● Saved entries
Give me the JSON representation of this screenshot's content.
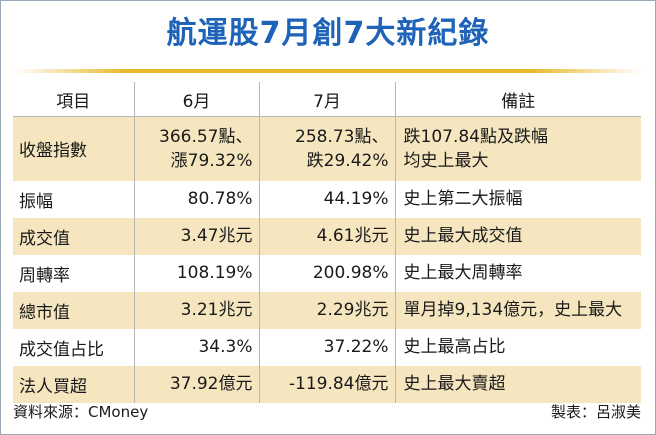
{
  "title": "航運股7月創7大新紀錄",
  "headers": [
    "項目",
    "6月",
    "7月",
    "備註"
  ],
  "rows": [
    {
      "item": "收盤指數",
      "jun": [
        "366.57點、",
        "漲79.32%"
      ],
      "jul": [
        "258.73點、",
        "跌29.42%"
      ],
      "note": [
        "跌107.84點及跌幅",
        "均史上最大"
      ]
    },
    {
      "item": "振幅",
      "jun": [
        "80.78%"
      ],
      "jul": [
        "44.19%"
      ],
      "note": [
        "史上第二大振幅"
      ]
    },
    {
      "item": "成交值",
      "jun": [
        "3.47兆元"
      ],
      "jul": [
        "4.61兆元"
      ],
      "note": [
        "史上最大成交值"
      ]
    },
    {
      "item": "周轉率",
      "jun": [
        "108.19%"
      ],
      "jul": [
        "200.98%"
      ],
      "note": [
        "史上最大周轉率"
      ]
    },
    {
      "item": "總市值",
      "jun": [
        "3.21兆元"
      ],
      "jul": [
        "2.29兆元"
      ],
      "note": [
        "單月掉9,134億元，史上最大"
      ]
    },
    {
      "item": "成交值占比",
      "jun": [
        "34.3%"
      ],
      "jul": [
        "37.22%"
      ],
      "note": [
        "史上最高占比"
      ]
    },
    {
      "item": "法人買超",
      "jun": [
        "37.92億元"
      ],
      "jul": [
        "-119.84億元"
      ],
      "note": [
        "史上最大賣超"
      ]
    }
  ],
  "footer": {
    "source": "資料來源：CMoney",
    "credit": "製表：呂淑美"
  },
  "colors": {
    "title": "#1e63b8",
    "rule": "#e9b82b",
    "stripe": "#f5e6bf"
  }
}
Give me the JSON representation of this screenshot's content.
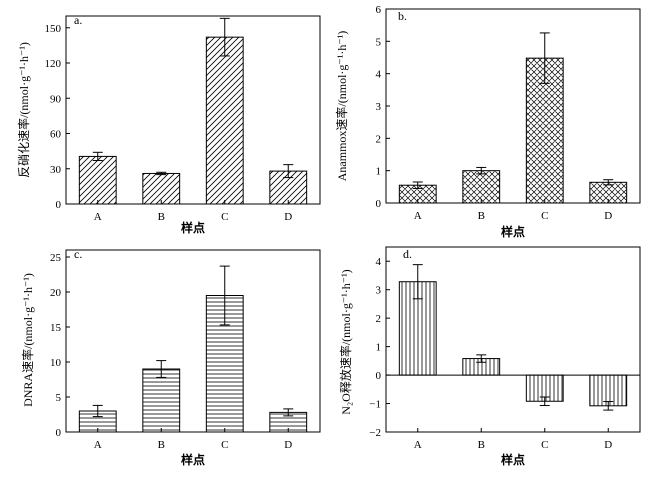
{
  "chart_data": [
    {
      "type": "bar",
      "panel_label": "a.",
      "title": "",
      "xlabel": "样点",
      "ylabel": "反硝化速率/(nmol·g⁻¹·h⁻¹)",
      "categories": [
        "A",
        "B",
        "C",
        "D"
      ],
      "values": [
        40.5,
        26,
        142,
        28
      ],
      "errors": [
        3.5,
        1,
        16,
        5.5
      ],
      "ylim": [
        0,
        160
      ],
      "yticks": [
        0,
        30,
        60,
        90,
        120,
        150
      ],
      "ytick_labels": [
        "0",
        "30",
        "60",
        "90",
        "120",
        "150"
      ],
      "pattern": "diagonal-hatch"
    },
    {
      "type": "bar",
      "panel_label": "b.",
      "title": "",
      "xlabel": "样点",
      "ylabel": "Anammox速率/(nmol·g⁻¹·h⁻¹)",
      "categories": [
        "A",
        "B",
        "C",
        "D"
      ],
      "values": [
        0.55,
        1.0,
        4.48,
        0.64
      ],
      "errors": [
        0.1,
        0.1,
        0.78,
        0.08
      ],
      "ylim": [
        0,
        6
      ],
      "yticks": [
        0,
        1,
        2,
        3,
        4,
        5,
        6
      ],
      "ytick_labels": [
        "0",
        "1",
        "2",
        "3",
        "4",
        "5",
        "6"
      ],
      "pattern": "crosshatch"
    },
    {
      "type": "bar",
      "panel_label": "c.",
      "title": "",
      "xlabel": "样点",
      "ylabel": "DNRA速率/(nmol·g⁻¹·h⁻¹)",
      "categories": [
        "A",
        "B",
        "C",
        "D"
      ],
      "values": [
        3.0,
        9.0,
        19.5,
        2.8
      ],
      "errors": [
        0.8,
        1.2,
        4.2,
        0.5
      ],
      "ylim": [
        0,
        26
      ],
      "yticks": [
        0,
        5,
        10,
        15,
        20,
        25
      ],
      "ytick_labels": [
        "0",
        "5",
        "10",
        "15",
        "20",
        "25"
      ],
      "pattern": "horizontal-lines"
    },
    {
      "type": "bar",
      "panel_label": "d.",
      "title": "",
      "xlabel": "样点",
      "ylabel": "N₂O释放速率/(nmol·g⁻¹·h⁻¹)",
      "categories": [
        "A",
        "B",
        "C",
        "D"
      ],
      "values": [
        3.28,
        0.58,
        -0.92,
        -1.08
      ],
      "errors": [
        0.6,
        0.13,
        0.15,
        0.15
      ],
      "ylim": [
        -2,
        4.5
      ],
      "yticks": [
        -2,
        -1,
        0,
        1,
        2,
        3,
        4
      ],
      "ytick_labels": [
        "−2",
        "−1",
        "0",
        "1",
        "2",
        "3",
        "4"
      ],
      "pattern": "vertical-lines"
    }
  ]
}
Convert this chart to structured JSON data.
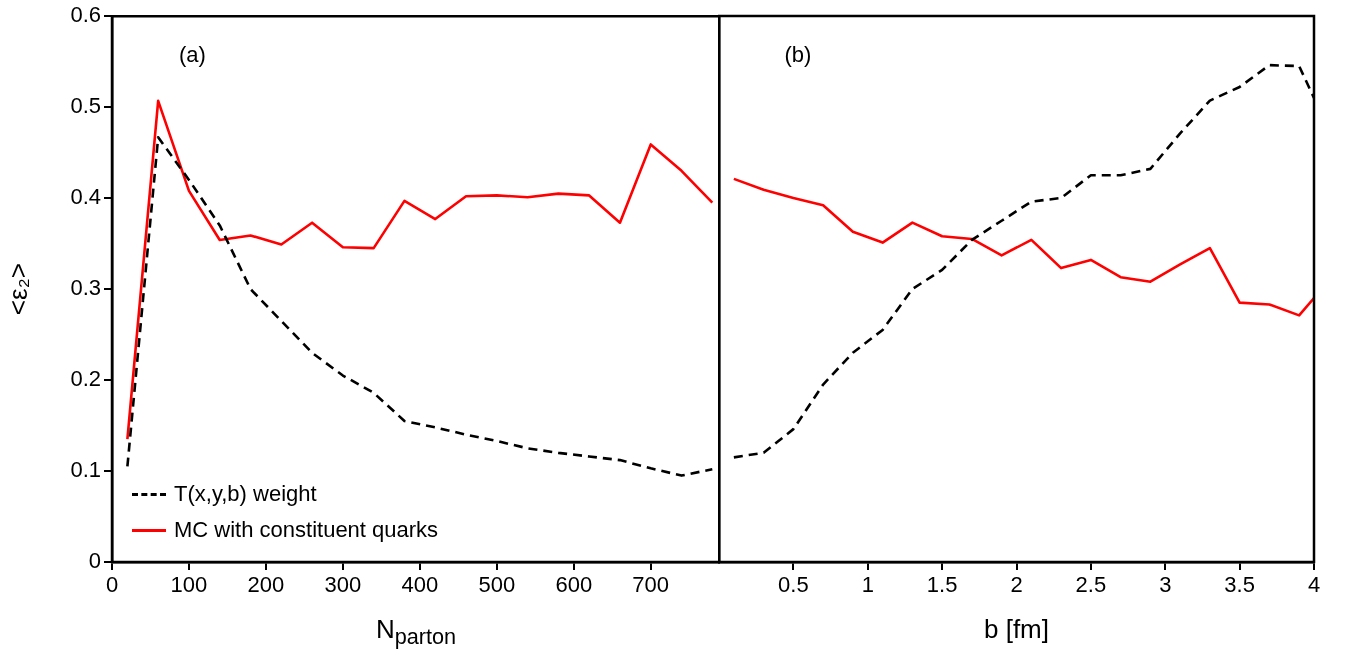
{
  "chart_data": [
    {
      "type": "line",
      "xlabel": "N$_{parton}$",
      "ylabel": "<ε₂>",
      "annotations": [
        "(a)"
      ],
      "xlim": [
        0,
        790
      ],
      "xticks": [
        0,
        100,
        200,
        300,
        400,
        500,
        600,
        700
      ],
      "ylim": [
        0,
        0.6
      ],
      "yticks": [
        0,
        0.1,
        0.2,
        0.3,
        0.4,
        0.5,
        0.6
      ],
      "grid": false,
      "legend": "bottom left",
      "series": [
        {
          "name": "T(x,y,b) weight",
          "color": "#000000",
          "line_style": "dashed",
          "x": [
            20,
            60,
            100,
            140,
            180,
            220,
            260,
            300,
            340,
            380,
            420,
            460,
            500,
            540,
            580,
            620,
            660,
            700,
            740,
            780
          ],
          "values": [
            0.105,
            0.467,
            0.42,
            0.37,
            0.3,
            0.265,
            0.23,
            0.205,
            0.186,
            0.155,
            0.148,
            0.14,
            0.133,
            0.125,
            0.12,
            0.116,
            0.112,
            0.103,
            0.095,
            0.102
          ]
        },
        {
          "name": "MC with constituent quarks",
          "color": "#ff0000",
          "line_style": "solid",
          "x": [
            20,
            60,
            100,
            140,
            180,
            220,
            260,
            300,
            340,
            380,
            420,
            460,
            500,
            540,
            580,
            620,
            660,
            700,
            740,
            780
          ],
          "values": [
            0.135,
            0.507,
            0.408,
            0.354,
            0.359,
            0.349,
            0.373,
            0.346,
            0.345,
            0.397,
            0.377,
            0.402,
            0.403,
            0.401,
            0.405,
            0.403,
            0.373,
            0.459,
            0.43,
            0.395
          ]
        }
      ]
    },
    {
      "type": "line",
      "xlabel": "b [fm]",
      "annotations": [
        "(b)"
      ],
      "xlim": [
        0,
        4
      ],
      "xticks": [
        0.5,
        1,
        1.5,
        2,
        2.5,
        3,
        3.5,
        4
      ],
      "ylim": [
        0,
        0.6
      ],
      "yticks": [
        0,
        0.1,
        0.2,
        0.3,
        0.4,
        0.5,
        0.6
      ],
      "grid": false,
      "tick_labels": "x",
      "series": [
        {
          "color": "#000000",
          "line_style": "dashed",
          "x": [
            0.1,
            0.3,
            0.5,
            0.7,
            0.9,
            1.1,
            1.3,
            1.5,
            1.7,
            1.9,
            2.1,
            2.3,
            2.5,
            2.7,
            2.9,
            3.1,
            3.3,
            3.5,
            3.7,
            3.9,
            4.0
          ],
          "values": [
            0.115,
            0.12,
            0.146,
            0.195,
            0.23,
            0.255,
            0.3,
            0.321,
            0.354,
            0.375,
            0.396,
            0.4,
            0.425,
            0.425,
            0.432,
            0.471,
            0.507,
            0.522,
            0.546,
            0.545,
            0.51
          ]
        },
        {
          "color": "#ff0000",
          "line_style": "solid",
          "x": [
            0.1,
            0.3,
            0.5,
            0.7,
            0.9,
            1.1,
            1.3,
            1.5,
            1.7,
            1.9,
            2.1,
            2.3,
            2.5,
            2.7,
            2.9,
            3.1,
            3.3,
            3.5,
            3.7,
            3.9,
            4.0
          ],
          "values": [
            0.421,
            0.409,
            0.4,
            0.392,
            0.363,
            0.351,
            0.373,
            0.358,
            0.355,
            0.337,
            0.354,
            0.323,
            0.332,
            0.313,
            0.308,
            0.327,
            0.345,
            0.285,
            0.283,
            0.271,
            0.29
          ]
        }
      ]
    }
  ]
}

● Job
Gather each line from the entries above that includes the word "lines".

● Result of this task
      "pattern": "horizontal-lines"
      "pattern": "vertical-lines"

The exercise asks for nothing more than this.